---- Text under study
The Ansary Entrepreneurship Competition
Over the past two days I have been looking over product and start-up pitches in my role as one of the judges of this year’s Ansary Entrepreneurship Competition at Stevens Institute of Technology. Each year undergraduate students turn their undergraduate engineering and business Senior Design Projects into business plans, and prepare elevator pitches to compete for prizes that total $17,500.
I have been spending my evenings reading executive summaries and listening to the (video recorded) pitches while providing feedback and asking questions about their business ideas and product approaches. I used to do this more often when I was a grants officer at the Ewing Marion Kauffman Foundation and hadn’t realized how much I missed it. Start-up work has always been a component of my projects and roles, but there is something about looking at a bunch of different ideas in rapid succession that provides a different kind of mental exercise - sort of like the difference between running a marathon vs doing a bunch of hearty sprints.
I am always inspired by the ideas created by motivated undergraduates, and this group was no exception. From prostheses for dogs, to new forms of data transfer, to innovations in novelty ice for cocktails, to devices that help health aids in moving patients, to some fine-tasting kombucha, the ideas are inspiring and exciting. If only one team pursues their idea to the next phase it will be a tremendous win in my book. And even if none decide to move in this direction, I consider the process of thinking through the product, economic, and business components of an idea a worthwhile exercise for all. It provides an appreciation for this type of work, and I feel it increases the general level of innovation capacity that is out there - the spirit that will create the next great idea or address the next significant challenge.
But, for now, there is a competition to complete with a few more stages to the judging process. The official winners of the prize will be announced on Friday, but in my book, they all should be celebrated. To all of them, I offer my congratulations!
--------
Problem A
Transcribe the portion of the Ansary Entrepreneurship Competition post that begins with the words "I have been spending" and ends with "of hearty sprints.".
Problem B
According to the Ansary Entrepreneurship Competition post, what is the combined total of the prizes the students compete for?
---- Records shown
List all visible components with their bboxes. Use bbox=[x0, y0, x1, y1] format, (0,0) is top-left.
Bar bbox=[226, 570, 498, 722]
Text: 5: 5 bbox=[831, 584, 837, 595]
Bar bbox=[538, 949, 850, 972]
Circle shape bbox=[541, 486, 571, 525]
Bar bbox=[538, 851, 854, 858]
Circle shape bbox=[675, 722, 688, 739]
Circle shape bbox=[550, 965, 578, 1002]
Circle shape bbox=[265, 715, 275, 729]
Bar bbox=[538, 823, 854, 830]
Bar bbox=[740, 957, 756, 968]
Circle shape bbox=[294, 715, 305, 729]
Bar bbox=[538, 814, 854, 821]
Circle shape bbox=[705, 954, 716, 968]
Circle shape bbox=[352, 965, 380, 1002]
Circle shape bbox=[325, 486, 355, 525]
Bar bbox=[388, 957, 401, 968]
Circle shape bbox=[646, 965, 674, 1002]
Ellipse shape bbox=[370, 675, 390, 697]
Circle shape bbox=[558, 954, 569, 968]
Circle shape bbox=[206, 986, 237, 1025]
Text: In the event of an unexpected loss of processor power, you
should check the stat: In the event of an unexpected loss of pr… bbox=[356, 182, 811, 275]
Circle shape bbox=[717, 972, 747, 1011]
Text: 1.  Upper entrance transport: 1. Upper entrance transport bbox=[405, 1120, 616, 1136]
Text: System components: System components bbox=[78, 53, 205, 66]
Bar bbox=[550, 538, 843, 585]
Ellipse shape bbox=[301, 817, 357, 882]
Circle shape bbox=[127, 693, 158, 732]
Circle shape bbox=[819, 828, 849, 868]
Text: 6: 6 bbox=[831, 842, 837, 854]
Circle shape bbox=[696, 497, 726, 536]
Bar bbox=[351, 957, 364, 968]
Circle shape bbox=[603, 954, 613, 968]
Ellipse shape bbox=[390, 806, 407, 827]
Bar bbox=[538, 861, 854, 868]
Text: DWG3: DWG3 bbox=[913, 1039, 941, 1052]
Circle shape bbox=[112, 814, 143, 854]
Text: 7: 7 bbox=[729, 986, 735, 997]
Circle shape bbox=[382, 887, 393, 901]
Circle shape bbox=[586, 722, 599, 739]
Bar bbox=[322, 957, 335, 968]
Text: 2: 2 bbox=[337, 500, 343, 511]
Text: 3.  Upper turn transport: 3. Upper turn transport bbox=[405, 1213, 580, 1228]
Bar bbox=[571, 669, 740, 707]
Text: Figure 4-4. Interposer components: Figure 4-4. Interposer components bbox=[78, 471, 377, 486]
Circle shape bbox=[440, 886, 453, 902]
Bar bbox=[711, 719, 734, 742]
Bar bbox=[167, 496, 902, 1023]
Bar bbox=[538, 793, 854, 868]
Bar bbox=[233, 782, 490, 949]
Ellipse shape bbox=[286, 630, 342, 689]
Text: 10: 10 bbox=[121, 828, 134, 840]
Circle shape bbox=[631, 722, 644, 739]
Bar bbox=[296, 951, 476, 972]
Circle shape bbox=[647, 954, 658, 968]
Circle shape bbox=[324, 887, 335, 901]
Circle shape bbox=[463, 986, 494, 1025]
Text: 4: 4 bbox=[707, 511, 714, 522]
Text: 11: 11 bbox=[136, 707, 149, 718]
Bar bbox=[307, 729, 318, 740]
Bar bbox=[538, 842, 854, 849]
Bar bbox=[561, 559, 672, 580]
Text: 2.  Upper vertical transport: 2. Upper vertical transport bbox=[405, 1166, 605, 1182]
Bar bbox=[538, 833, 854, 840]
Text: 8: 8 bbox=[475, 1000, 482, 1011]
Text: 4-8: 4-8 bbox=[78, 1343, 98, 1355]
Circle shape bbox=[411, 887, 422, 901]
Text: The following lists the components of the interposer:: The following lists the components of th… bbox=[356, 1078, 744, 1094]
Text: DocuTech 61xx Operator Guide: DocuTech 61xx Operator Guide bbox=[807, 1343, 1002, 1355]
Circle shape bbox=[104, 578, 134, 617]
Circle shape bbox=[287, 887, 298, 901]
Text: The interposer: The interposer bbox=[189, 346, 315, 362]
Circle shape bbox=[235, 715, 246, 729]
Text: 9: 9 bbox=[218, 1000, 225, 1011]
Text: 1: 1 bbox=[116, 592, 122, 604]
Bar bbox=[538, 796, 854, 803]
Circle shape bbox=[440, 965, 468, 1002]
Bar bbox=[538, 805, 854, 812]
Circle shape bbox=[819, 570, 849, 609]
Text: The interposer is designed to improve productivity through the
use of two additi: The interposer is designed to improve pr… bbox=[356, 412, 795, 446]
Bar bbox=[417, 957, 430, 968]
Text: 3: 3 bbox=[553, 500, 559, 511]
--------
Written reply A
I have been spending my evenings reading executive summaries and listening to the (video recorded) pitches while providing feedback and asking questions about their business ideas and product approaches. I used to do this more often when I was a grants officer at the Ewing Marion Kauffman Foundation and hadn’t realized how much I missed it. Start-up work has always been a component of my projects and roles, but there is something about looking at a bunch of different ideas in rapid succession that provides a different kind of mental exercise - sort of like the difference between running a marathon vs doing a bunch of hearty sprints.

Written reply B
$17,500